● EXCERPT TO READ:
....

Subject: | Tree drawing is slow for large trees |
Hi Rutger,
First of all, thanks for looking at my previous bug reports and
suggestions. Seeing how the last version of Bio::Phylo was from 2007, I
feared that you weren't maintaining the module anymore.
Anyways, I have a big Newick tree with over 2000 nodes that I plot. But
it takes ~20 minutes to do that, which is quite long.
So, I ran a test script (attached) with the above-mentioned tree
(attached) and profiled it with NYTProf (results attached). It's very
clear that for large tree, all the time is spent in the function
Bio::Phylo::Mediators::NodeMediators::get_link. In particular that piece
of code near line 473 that looks for the parent of a given node:
for my $tuple ( @{$function} ) {
if ( $tuple->[0] == $id ) {
return $node_object_for_id{ $tuple->[1] };
}
}
By inspection, I figured out that @{$function} is an array of all (node,
parent) tuples, and the code goes through each pair to find who the
parent of the node is. It seems that method doesn't scale up very well.
The more nodes, the more tuples, the larger the number of iterations
before finding the parent.

....

● INPUT DATA:
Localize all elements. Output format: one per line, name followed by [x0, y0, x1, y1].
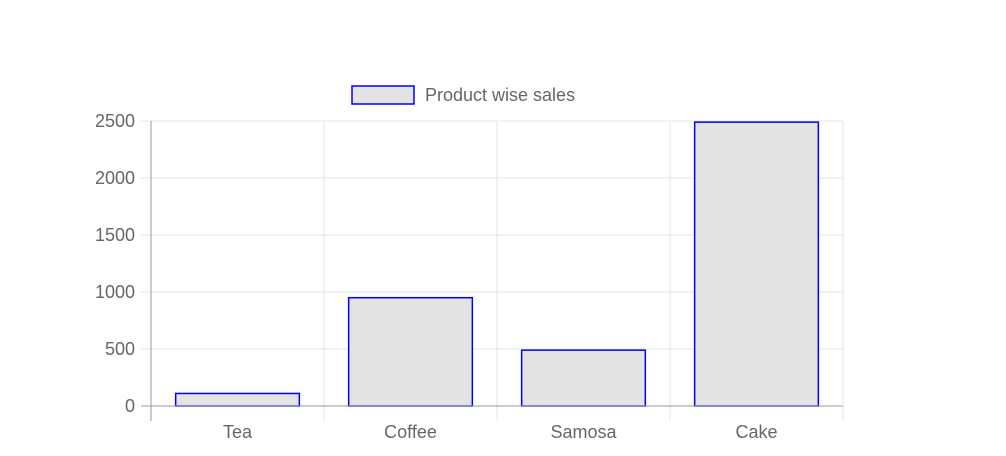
grid — [141, 120, 844, 421]
bar-tea[interactable] — [174, 392, 301, 407]
y-tick-label: 0 — [125, 396, 135, 416]
bars — [174, 121, 820, 407]
x-axis-ticks: Tea Coffee Samosa Cake — [223, 422, 778, 442]
y-tick-label: 1500 — [95, 225, 135, 245]
axes — [150, 121, 843, 407]
bar-coffee[interactable] — [347, 296, 474, 407]
legend-label[interactable]: Product wise sales — [425, 85, 575, 105]
x-tick-label: Tea — [223, 422, 253, 442]
legend-swatch[interactable] — [351, 85, 415, 105]
bar-samosa[interactable] — [520, 349, 647, 407]
y-tick-label: 500 — [105, 339, 135, 359]
x-tick-label: Samosa — [550, 422, 617, 442]
bar-cake[interactable] — [693, 121, 820, 407]
y-tick-label: 2000 — [95, 168, 135, 188]
x-tick-label: Cake — [735, 422, 777, 442]
y-tick-label: 2500 — [95, 111, 135, 131]
x-tick-label: Coffee — [384, 422, 437, 442]
legend[interactable]: Product wise sales — [351, 85, 575, 105]
y-tick-label: 1000 — [95, 282, 135, 302]
y-axis-ticks: 0 500 1000 1500 2000 2500 — [95, 111, 135, 416]
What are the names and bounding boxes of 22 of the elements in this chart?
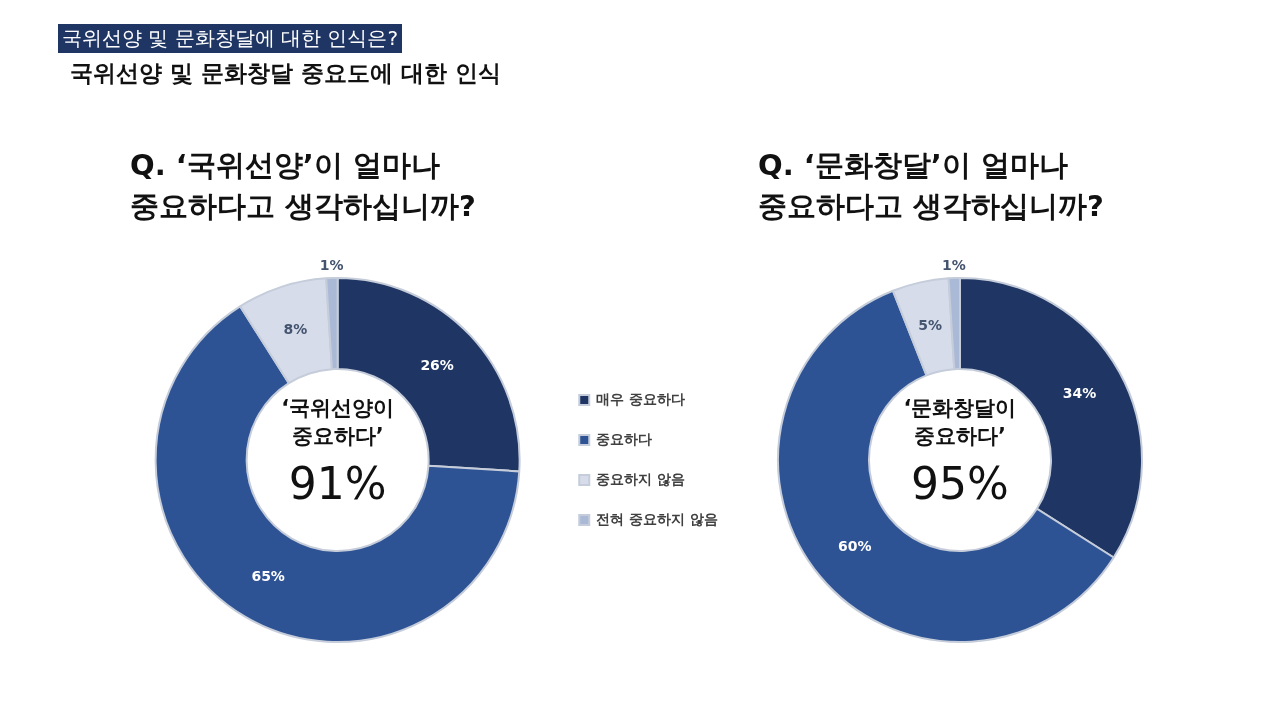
chart-title: Q. ‘문화창달’이 얼마나 중요하다고 생각하십니까?: [758, 147, 1104, 225]
legend-label: 중요하다: [596, 430, 653, 447]
data-label: 60%: [838, 537, 872, 554]
text: 국위선양 및 문화창달 중요도에 대한 인식: [70, 59, 502, 88]
data-label: 1%: [942, 256, 966, 273]
chart-title: Q. ‘국위선양’이 얼마나 중요하다고 생각하십니까?: [130, 147, 476, 225]
text: 중요하다’: [914, 424, 1006, 449]
data-label: 1%: [319, 256, 344, 273]
text: 국위선양 및 문화창달에 대한 인식은?: [58, 24, 403, 53]
data-label: 65%: [251, 568, 285, 585]
text: ‘국위선양이: [281, 396, 395, 421]
data-label: 8%: [283, 320, 308, 337]
legend-label: 매우 중요하다: [596, 390, 686, 407]
text: 91%: [288, 458, 387, 510]
legend-label: 중요하지 않음: [596, 470, 686, 487]
text: ‘문화창달이: [903, 396, 1017, 421]
data-label: 34%: [1062, 384, 1097, 401]
data-label: 5%: [918, 317, 943, 334]
text: 95%: [911, 458, 1009, 510]
data-label: 26%: [420, 357, 454, 374]
legend-label: 전혀 중요하지 않음: [596, 510, 718, 527]
text: 중요하다’: [291, 424, 384, 449]
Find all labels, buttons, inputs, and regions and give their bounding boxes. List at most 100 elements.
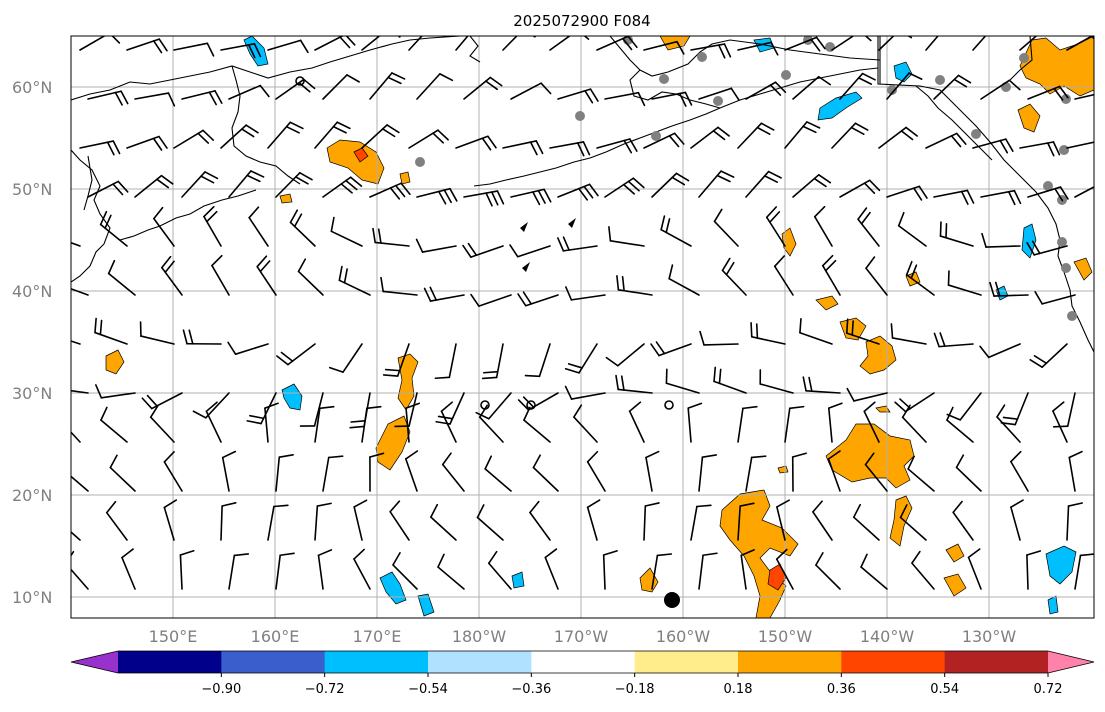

....

● STATED EXERCISE 1:
Reproduce the part of the message about slow tree drawing that runs between "So, I ran a" and "up very well.", inclusive, with no changes.
● STATED EXERCISE 2:
Transcribe word for word the lines of the records between the lines holding "grid — [141, 120, 844, 421]" and "y-tick-label: 1500 — [95, 225, 135, 245]", inclusive, and nothing else.

● TASK ANSWER 1:
So, I ran a test script (attached) with the above-mentioned tree
(attached) and profiled it with NYTProf (results attached). It's very
clear that for large tree, all the time is spent in the function
Bio::Phylo::Mediators::NodeMediators::get_link. In particular that piece
of code near line 473 that looks for the parent of a given node:
for my $tuple ( @{$function} ) {
if ( $tuple->[0] == $id ) {
return $node_object_for_id{ $tuple->[1] };
}
}
By inspection, I figured out that @{$function} is an array of all (node,
parent) tuples, and the code goes through each pair to find who the
parent of the node is. It seems that method doesn't scale up very well.

● TASK ANSWER 2:
grid — [141, 120, 844, 421]
bar-tea[interactable] — [174, 392, 301, 407]
y-tick-label: 0 — [125, 396, 135, 416]
bars — [174, 121, 820, 407]
x-axis-ticks: Tea Coffee Samosa Cake — [223, 422, 778, 442]
y-tick-label: 1500 — [95, 225, 135, 245]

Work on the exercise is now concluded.